| TASK DIRECTIONS |
Arrange the listing lines from the line with "text-line: 图样后,方可作为施工图下发。 bbox=[178, 997, 471, 1022]" through the line with "text-line: 量管理,必须报公司领导审批。 bbox=[178, 1357, 471, 1382]", both included, as a Markdown table with a Row column for the row number and an Entry column for the line. Leave out blank lines.
[start of RECORD SET]
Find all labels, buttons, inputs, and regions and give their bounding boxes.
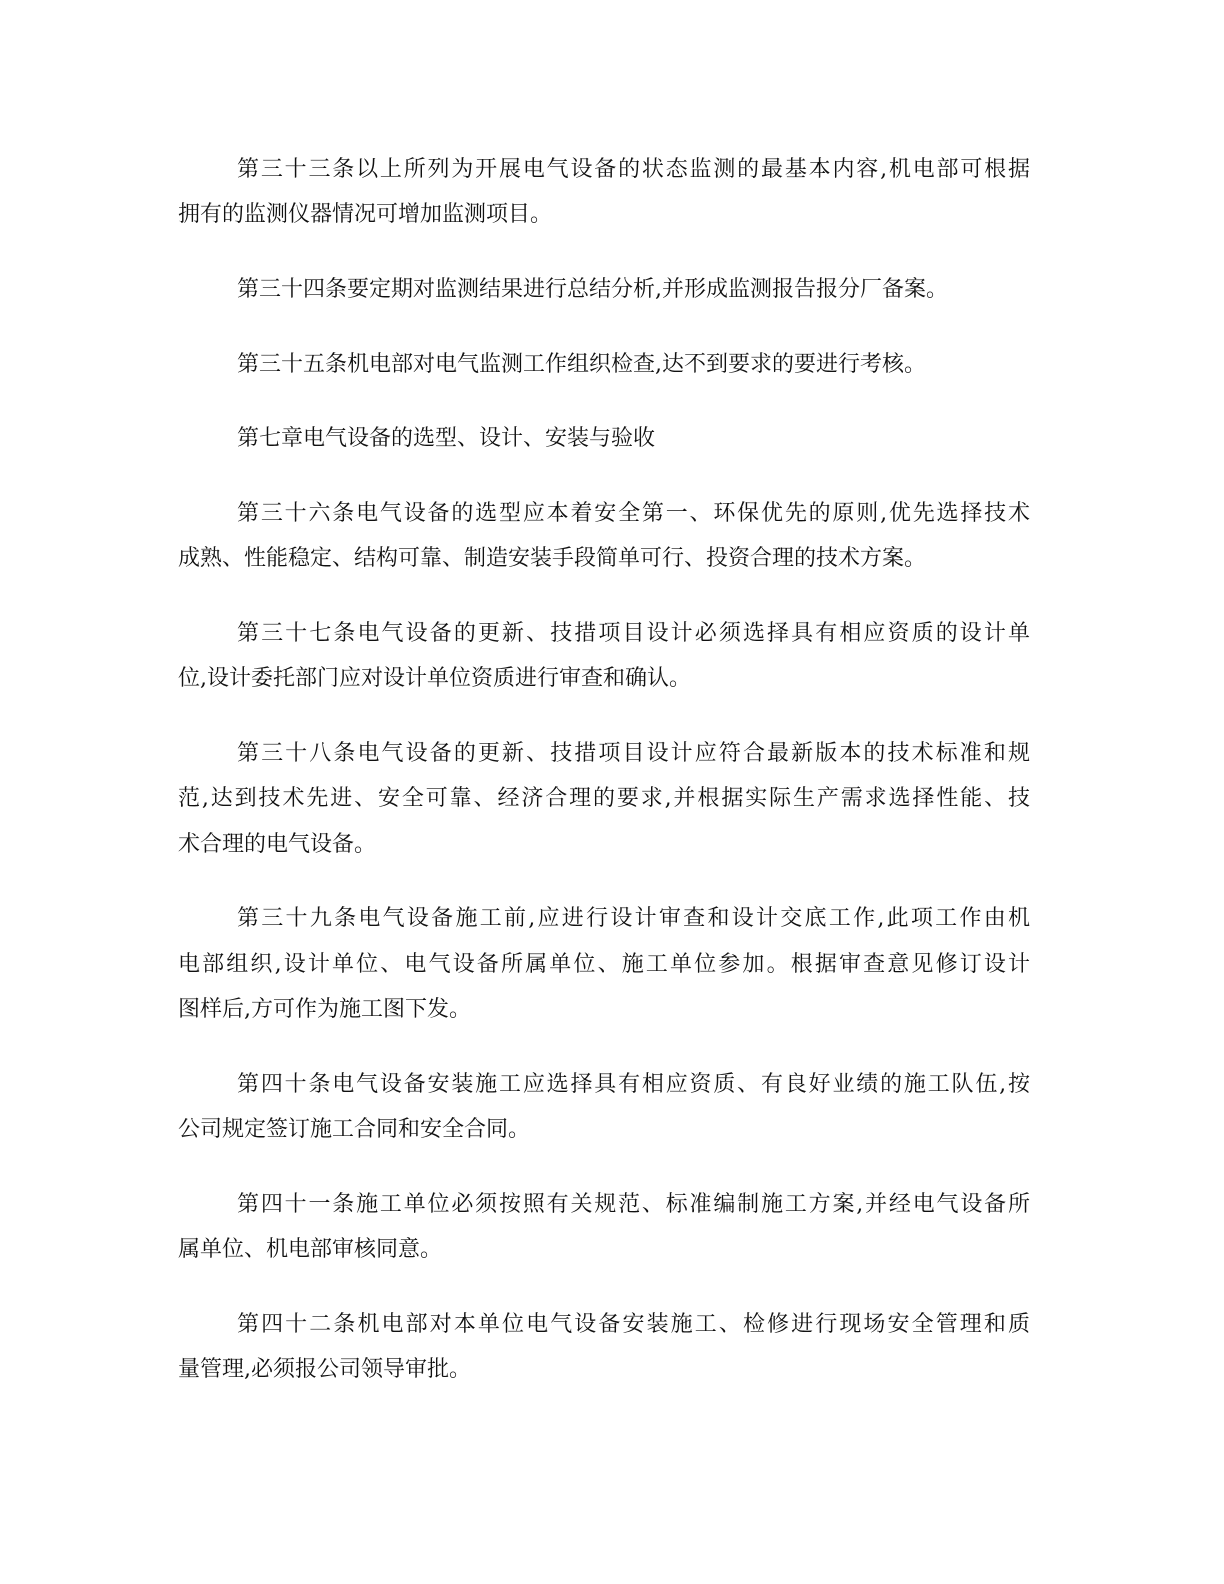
text-line: 图样后,方可作为施工图下发。 bbox=[178, 997, 471, 1022]
text-line: 术合理的电气设备。 bbox=[178, 831, 377, 857]
text-line: 第三十三条以上所列为开展电气设备的状态监测的最基本内容,机电部可根据 bbox=[237, 157, 1030, 182]
text-line: 第三十八条电气设备的更新、技措项目设计应符合最新版本的技术标准和规 bbox=[237, 740, 1030, 766]
chapter-7-heading bbox=[178, 416, 1030, 461]
text-line: 公司规定签订施工合同和安全合同。 bbox=[178, 1117, 531, 1142]
article-35-paragraph bbox=[178, 342, 1030, 387]
article-40-paragraph bbox=[178, 1062, 1030, 1153]
text-line: 量管理,必须报公司领导审批。 bbox=[178, 1357, 471, 1382]
text-line: 第三十五条机电部对电气监测工作组织检查,达不到要求的要进行考核。 bbox=[237, 351, 926, 377]
text-line: 第四十条电气设备安装施工应选择具有相应资质、有良好业绩的施工队伍,按 bbox=[237, 1071, 1030, 1097]
article-42-paragraph bbox=[178, 1302, 1030, 1393]
text-line: 第四十二条机电部对本单位电气设备安装施工、检修进行现场安全管理和质 bbox=[237, 1311, 1030, 1337]
text-line: 范,达到技术先进、安全可靠、经济合理的要求,并根据实际生产需求选择性能、技 bbox=[178, 786, 1030, 812]
text-line: 电部组织,设计单位、电气设备所属单位、施工单位参加。根据审查意见修订设计 bbox=[178, 951, 1030, 977]
text-line: 拥有的监测仪器情况可增加监测项目。 bbox=[178, 202, 553, 228]
article-33-paragraph bbox=[178, 147, 1030, 238]
text-line: 第七章电气设备的选型、设计、安装与验收 bbox=[237, 426, 656, 452]
text-line: 第三十九条电气设备施工前,应进行设计审查和设计交底工作,此项工作由机 bbox=[237, 906, 1030, 932]
article-37-paragraph bbox=[178, 611, 1030, 702]
text-line: 位,设计委托部门应对设计单位资质进行审查和确认。 bbox=[178, 666, 691, 692]
text-line: 第三十七条电气设备的更新、技措项目设计必须选择具有相应资质的设计单 bbox=[237, 620, 1030, 646]
article-34-paragraph bbox=[178, 267, 1030, 312]
text-line: 第三十六条电气设备的选型应本着安全第一、环保优先的原则,优先选择技术 bbox=[237, 500, 1030, 526]
text-line: 第三十四条要定期对监测结果进行总结分析,并形成监测报告报分厂备案。 bbox=[237, 277, 948, 302]
article-38-paragraph bbox=[178, 731, 1030, 867]
text-line: 第四十一条施工单位必须按照有关规范、标准编制施工方案,并经电气设备所 bbox=[237, 1191, 1030, 1217]
text-line: 成熟、性能稳定、结构可靠、制造安装手段简单可行、投资合理的技术方案。 bbox=[178, 546, 927, 572]
document-body bbox=[178, 147, 1030, 1392]
text-line: 属单位、机电部审核同意。 bbox=[178, 1237, 443, 1262]
article-36-paragraph bbox=[178, 491, 1030, 582]
article-41-paragraph bbox=[178, 1182, 1030, 1273]
article-39-paragraph bbox=[178, 896, 1030, 1032]
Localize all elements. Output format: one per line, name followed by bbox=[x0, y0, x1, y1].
[end of RECORD SET]
| RESPONSE |
| Row | Entry |
|---|---|
| 1 | text-line: 图样后,方可作为施工图下发。 bbox=[178, 997, 471, 1022] |
| 2 | text-line: 术合理的电气设备。 bbox=[178, 831, 377, 857] |
| 3 | text-line: 第三十三条以上所列为开展电气设备的状态监测的最基本内容,机电部可根据 bbox=[237, 157, 1030, 182] |
| 4 | text-line: 第三十八条电气设备的更新、技措项目设计应符合最新版本的技术标准和规 bbox=[237, 740, 1030, 766] |
| 5 | chapter-7-heading bbox=[178, 416, 1030, 461] |
| 6 | text-line: 公司规定签订施工合同和安全合同。 bbox=[178, 1117, 531, 1142] |
| 7 | article-35-paragraph bbox=[178, 342, 1030, 387] |
| 8 | article-40-paragraph bbox=[178, 1062, 1030, 1153] |
| 9 | text-line: 量管理,必须报公司领导审批。 bbox=[178, 1357, 471, 1382] |